▶ [DATA RECORDS]
▼▼▼

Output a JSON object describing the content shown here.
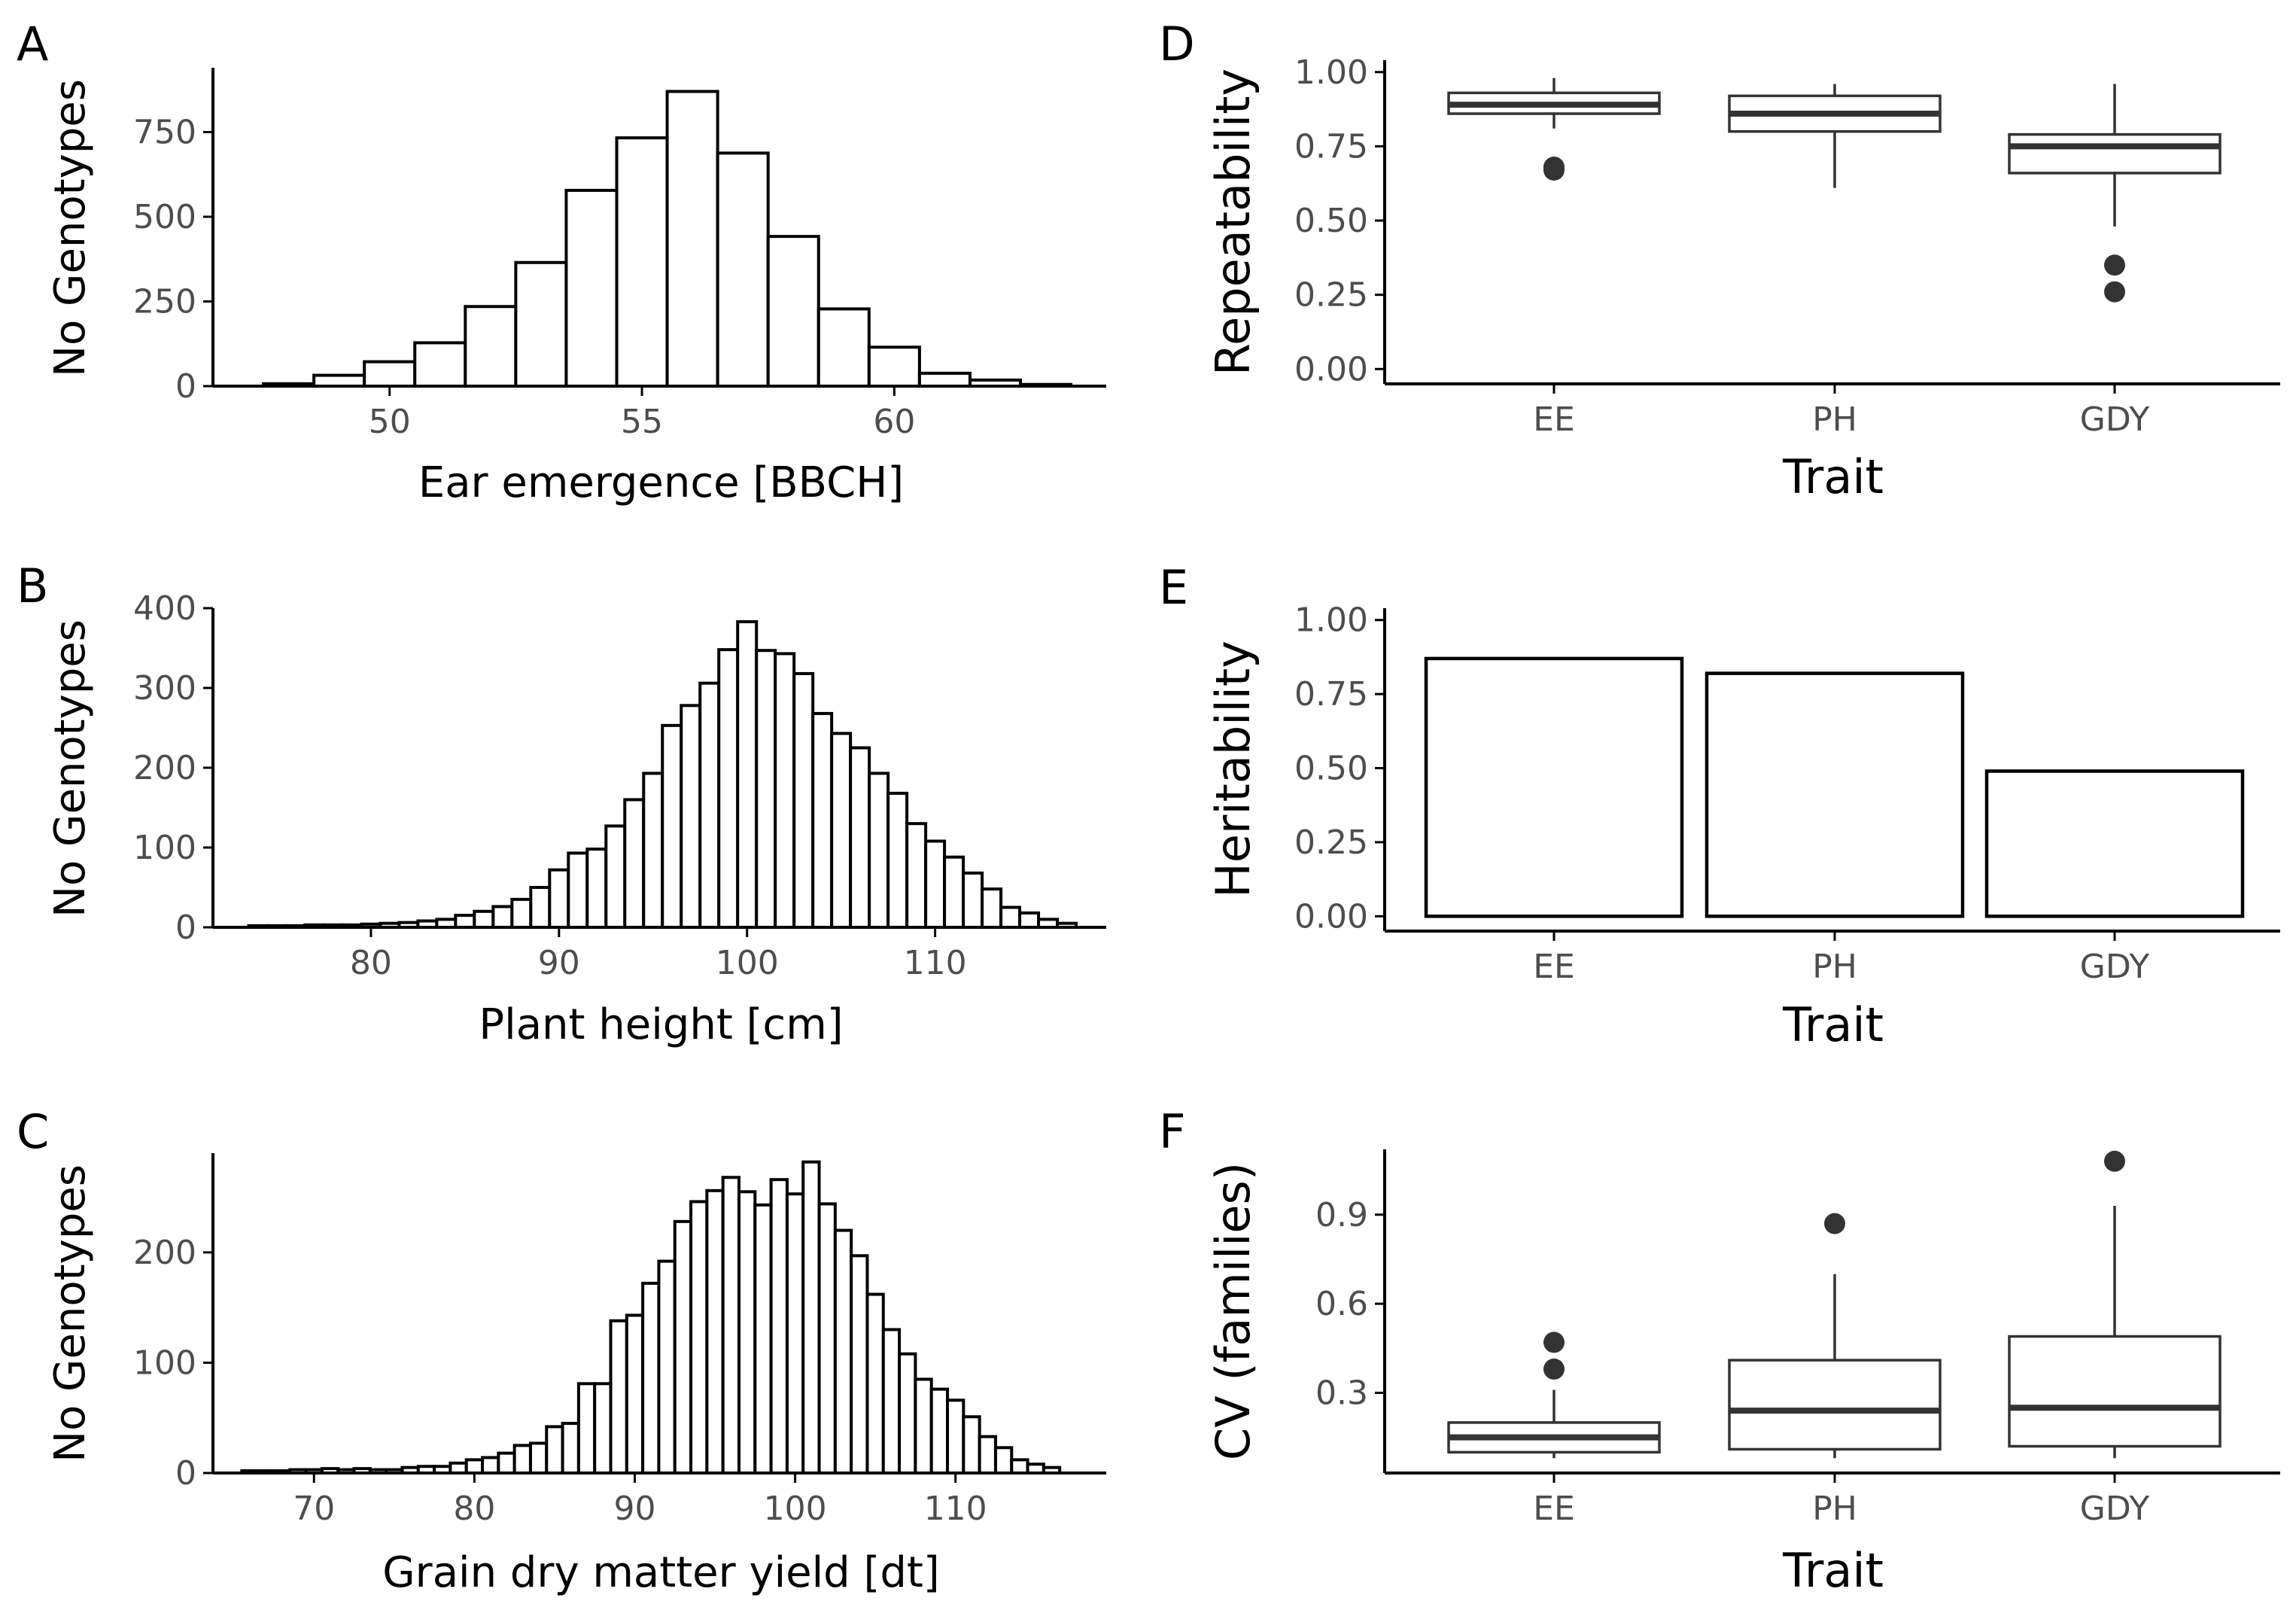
{
  "chart_data": [
    {
      "panel": "A",
      "type": "bar",
      "xlabel": "Ear emergence [BBCH]",
      "ylabel": "No Genotypes",
      "xlim": [
        46.5,
        64.2
      ],
      "ylim": [
        0,
        940
      ],
      "xticks": [
        50,
        55,
        60
      ],
      "yticks": [
        0,
        250,
        500,
        750
      ],
      "binwidth": 1,
      "centers": [
        48,
        49,
        50,
        51,
        52,
        53,
        54,
        55,
        56,
        57,
        58,
        59,
        60,
        61,
        62,
        63
      ],
      "values": [
        7,
        32,
        72,
        128,
        235,
        365,
        578,
        733,
        870,
        688,
        442,
        228,
        115,
        38,
        18,
        5
      ]
    },
    {
      "panel": "B",
      "type": "bar",
      "xlabel": "Plant height [cm]",
      "ylabel": "No Genotypes",
      "xlim": [
        71.6,
        119.1
      ],
      "ylim": [
        0,
        400
      ],
      "xticks": [
        80,
        90,
        100,
        110
      ],
      "yticks": [
        0,
        100,
        200,
        300,
        400
      ],
      "binwidth": 1,
      "centers": [
        74,
        75,
        76,
        77,
        78,
        79,
        80,
        81,
        82,
        83,
        84,
        85,
        86,
        87,
        88,
        89,
        90,
        91,
        92,
        93,
        94,
        95,
        96,
        97,
        98,
        99,
        100,
        101,
        102,
        103,
        104,
        105,
        106,
        107,
        108,
        109,
        110,
        111,
        112,
        113,
        114,
        115,
        116,
        117
      ],
      "values": [
        2,
        2,
        2,
        3,
        3,
        3,
        4,
        5,
        6,
        8,
        10,
        15,
        20,
        26,
        35,
        50,
        72,
        93,
        98,
        127,
        160,
        193,
        253,
        278,
        306,
        348,
        383,
        347,
        343,
        318,
        268,
        243,
        225,
        193,
        168,
        130,
        108,
        88,
        68,
        48,
        25,
        18,
        10,
        5
      ]
    },
    {
      "panel": "C",
      "type": "bar",
      "xlabel": "Grain dry matter yield [dt]",
      "ylabel": "No Genotypes",
      "xlim": [
        63.7,
        119.4
      ],
      "ylim": [
        0,
        290
      ],
      "xticks": [
        70,
        80,
        90,
        100,
        110
      ],
      "yticks": [
        0,
        100,
        200
      ],
      "binwidth": 1,
      "centers": [
        66,
        67,
        68,
        69,
        70,
        71,
        72,
        73,
        74,
        75,
        76,
        77,
        78,
        79,
        80,
        81,
        82,
        83,
        84,
        85,
        86,
        87,
        88,
        89,
        90,
        91,
        92,
        93,
        94,
        95,
        96,
        97,
        98,
        99,
        100,
        101,
        102,
        103,
        104,
        105,
        106,
        107,
        108,
        109,
        110,
        111,
        112,
        113,
        114,
        115,
        116
      ],
      "values": [
        2,
        2,
        2,
        3,
        3,
        4,
        3,
        4,
        3,
        3,
        5,
        6,
        6,
        9,
        12,
        14,
        18,
        25,
        27,
        42,
        45,
        81,
        81,
        138,
        143,
        172,
        192,
        228,
        246,
        256,
        268,
        255,
        243,
        266,
        253,
        282,
        244,
        220,
        197,
        162,
        130,
        108,
        85,
        76,
        66,
        51,
        33,
        23,
        12,
        8,
        5
      ]
    },
    {
      "panel": "D",
      "type": "box",
      "xlabel": "Trait",
      "ylabel": "Repeatability",
      "ylim": [
        -0.05,
        1.04
      ],
      "yticks": [
        0,
        0.25,
        0.5,
        0.75,
        1.0
      ],
      "ytick_labels": [
        "0.00",
        "0.25",
        "0.50",
        "0.75",
        "1.00"
      ],
      "categories": [
        "EE",
        "PH",
        "GDY"
      ],
      "series": [
        {
          "name": "EE",
          "q1": 0.86,
          "median": 0.89,
          "q3": 0.93,
          "lower": 0.81,
          "upper": 0.98,
          "outliers": [
            0.68,
            0.67
          ]
        },
        {
          "name": "PH",
          "q1": 0.8,
          "median": 0.86,
          "q3": 0.92,
          "lower": 0.61,
          "upper": 0.96,
          "outliers": []
        },
        {
          "name": "GDY",
          "q1": 0.66,
          "median": 0.75,
          "q3": 0.79,
          "lower": 0.48,
          "upper": 0.96,
          "outliers": [
            0.35,
            0.26
          ]
        }
      ]
    },
    {
      "panel": "E",
      "type": "bar",
      "xlabel": "Trait",
      "ylabel": "Heritability",
      "ylim": [
        -0.05,
        1.04
      ],
      "yticks": [
        0,
        0.25,
        0.5,
        0.75,
        1.0
      ],
      "ytick_labels": [
        "0.00",
        "0.25",
        "0.50",
        "0.75",
        "1.00"
      ],
      "categories": [
        "EE",
        "PH",
        "GDY"
      ],
      "values": [
        0.87,
        0.82,
        0.49
      ]
    },
    {
      "panel": "F",
      "type": "box",
      "xlabel": "Trait",
      "ylabel": "CV (families)",
      "ylim": [
        0.03,
        1.12
      ],
      "yticks": [
        0.3,
        0.6,
        0.9
      ],
      "ytick_labels": [
        "0.3",
        "0.6",
        "0.9"
      ],
      "categories": [
        "EE",
        "PH",
        "GDY"
      ],
      "series": [
        {
          "name": "EE",
          "q1": 0.1,
          "median": 0.15,
          "q3": 0.2,
          "lower": 0.08,
          "upper": 0.31,
          "outliers": [
            0.38,
            0.47
          ]
        },
        {
          "name": "PH",
          "q1": 0.11,
          "median": 0.24,
          "q3": 0.41,
          "lower": 0.08,
          "upper": 0.7,
          "outliers": [
            0.87
          ]
        },
        {
          "name": "GDY",
          "q1": 0.12,
          "median": 0.25,
          "q3": 0.49,
          "lower": 0.08,
          "upper": 0.93,
          "outliers": [
            1.08
          ]
        }
      ]
    }
  ]
}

▲▲▲

▶ [GIVEN REQUEST]
Scan the entries above. Copy each line that has the string "upper".

▶ [SOLUTION]
          "upper": 0.98,
          "upper": 0.96,
          "upper": 0.96,
          "upper": 0.31,
          "upper": 0.7,
          "upper": 0.93,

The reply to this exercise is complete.